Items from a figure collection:
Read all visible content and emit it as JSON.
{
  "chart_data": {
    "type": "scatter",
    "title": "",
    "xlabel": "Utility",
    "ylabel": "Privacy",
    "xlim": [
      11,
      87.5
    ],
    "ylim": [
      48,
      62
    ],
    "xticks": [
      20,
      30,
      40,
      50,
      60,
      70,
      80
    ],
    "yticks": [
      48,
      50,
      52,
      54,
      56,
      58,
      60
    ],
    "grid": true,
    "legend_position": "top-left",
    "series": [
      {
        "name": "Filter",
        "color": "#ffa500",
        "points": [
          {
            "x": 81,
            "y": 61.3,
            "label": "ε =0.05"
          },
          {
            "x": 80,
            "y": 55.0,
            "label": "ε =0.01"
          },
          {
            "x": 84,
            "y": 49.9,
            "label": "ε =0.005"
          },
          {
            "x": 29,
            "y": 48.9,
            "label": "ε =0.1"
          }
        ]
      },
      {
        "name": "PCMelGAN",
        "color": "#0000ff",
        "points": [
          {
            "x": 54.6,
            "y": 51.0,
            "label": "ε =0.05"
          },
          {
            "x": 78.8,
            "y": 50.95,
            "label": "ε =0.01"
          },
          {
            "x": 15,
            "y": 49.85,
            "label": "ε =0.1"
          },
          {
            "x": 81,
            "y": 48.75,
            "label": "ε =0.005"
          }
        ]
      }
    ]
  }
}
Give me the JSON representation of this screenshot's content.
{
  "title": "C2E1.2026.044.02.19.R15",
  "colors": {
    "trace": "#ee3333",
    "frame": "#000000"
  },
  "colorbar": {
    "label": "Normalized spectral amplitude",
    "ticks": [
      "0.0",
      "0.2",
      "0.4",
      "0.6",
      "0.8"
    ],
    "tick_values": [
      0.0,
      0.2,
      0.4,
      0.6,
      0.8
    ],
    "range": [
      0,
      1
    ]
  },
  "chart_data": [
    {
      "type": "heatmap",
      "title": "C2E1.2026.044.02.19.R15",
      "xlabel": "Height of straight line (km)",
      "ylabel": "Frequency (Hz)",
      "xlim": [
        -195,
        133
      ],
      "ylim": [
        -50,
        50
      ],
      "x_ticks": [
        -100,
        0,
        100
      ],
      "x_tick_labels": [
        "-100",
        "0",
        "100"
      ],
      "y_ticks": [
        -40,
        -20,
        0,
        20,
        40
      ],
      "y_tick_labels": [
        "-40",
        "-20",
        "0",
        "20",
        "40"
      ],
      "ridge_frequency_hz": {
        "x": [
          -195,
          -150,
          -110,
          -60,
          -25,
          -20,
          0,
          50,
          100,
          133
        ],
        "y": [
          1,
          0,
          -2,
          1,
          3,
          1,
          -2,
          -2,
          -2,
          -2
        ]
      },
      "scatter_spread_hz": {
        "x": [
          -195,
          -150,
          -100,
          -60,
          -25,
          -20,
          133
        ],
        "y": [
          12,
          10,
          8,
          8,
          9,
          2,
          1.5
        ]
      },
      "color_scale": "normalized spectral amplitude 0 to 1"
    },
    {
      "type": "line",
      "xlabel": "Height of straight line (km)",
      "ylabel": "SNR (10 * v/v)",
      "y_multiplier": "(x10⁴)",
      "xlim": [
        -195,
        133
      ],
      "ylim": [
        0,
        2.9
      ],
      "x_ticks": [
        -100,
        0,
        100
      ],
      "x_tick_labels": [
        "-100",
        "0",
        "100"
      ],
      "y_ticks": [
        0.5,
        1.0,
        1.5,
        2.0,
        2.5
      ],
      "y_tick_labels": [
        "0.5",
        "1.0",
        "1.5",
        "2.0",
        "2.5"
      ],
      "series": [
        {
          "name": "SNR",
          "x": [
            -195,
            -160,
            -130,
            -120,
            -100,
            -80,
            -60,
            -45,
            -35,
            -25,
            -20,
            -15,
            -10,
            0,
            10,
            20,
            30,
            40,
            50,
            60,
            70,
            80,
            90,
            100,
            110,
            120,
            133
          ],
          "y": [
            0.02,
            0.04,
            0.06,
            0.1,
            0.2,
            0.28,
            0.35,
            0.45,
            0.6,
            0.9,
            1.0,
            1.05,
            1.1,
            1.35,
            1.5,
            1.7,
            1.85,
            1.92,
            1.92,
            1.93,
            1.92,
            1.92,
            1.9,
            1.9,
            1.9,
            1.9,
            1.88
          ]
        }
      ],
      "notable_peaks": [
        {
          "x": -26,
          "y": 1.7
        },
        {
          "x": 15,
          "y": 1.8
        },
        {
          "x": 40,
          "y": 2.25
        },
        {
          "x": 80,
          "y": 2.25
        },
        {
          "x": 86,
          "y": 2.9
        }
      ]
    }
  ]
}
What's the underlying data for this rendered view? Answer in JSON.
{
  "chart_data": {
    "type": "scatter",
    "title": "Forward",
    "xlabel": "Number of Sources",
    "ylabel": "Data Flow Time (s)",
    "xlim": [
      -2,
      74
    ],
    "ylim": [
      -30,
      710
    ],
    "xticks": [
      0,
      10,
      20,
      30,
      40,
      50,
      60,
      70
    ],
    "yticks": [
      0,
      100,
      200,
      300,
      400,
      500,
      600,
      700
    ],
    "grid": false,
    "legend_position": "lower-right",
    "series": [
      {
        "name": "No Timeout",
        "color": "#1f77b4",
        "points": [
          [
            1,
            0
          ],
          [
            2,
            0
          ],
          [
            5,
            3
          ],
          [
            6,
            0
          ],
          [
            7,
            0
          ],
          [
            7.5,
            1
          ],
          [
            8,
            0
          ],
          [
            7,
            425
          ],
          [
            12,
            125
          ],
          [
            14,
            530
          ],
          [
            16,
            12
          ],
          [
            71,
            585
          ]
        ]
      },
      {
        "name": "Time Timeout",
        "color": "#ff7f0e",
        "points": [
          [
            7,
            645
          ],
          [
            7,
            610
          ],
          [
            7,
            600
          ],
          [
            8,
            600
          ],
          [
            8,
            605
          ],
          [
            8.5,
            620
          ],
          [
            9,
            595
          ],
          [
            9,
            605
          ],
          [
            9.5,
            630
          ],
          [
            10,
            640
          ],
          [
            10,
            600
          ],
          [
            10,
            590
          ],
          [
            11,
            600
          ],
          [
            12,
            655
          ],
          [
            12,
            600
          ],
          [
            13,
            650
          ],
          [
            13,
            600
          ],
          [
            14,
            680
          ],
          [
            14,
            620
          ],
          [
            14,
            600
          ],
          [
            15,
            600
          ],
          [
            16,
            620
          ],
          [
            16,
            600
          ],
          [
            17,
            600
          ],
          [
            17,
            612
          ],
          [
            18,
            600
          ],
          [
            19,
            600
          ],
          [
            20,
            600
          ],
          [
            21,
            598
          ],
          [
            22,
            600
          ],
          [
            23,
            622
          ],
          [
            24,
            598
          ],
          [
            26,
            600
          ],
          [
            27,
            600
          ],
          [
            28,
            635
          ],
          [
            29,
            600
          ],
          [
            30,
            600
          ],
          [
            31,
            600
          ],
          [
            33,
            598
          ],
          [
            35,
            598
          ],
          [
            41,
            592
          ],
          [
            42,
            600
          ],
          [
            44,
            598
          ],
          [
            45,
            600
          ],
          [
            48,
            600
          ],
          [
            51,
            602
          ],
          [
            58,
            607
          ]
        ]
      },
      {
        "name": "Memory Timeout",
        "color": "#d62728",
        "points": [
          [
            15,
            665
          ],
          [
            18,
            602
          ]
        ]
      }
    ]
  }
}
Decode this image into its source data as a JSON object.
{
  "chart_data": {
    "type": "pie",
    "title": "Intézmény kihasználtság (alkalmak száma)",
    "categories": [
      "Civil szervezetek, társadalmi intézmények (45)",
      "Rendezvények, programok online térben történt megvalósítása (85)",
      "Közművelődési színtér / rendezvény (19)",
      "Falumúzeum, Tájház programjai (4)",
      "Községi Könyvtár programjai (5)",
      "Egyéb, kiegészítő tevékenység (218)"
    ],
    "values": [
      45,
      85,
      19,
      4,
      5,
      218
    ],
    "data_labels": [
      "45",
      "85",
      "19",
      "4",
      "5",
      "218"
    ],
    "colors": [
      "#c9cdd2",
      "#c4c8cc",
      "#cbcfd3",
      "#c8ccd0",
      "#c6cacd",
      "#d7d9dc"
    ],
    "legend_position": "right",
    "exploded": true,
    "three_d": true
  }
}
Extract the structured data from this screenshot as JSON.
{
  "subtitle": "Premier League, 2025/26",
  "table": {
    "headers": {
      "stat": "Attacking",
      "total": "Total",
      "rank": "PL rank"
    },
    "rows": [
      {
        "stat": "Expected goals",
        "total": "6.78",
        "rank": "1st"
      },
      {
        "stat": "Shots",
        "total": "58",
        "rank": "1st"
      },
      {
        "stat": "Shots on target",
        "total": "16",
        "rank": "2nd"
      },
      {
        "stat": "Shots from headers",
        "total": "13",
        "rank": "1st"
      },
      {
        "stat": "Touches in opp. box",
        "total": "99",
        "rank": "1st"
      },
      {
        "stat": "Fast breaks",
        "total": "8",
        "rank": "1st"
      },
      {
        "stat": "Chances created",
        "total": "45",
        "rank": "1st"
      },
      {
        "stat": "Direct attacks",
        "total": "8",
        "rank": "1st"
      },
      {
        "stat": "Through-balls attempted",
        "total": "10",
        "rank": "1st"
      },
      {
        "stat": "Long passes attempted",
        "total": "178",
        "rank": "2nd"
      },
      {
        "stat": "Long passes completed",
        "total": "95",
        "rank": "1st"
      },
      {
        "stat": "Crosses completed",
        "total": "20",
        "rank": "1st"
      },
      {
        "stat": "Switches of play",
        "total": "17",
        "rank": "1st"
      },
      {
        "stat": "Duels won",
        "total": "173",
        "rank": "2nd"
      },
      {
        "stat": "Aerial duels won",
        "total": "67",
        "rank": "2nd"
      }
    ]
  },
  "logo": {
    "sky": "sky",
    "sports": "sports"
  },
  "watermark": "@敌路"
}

Exercise aim >> Search the records for the word "ylabel" and copy every line where it occurs.

The solution >>
    "ylabel": "Privacy",
      "ylabel": "Frequency (Hz)",
      "ylabel": "SNR (10 * v/v)",
    "ylabel": "Data Flow Time (s)",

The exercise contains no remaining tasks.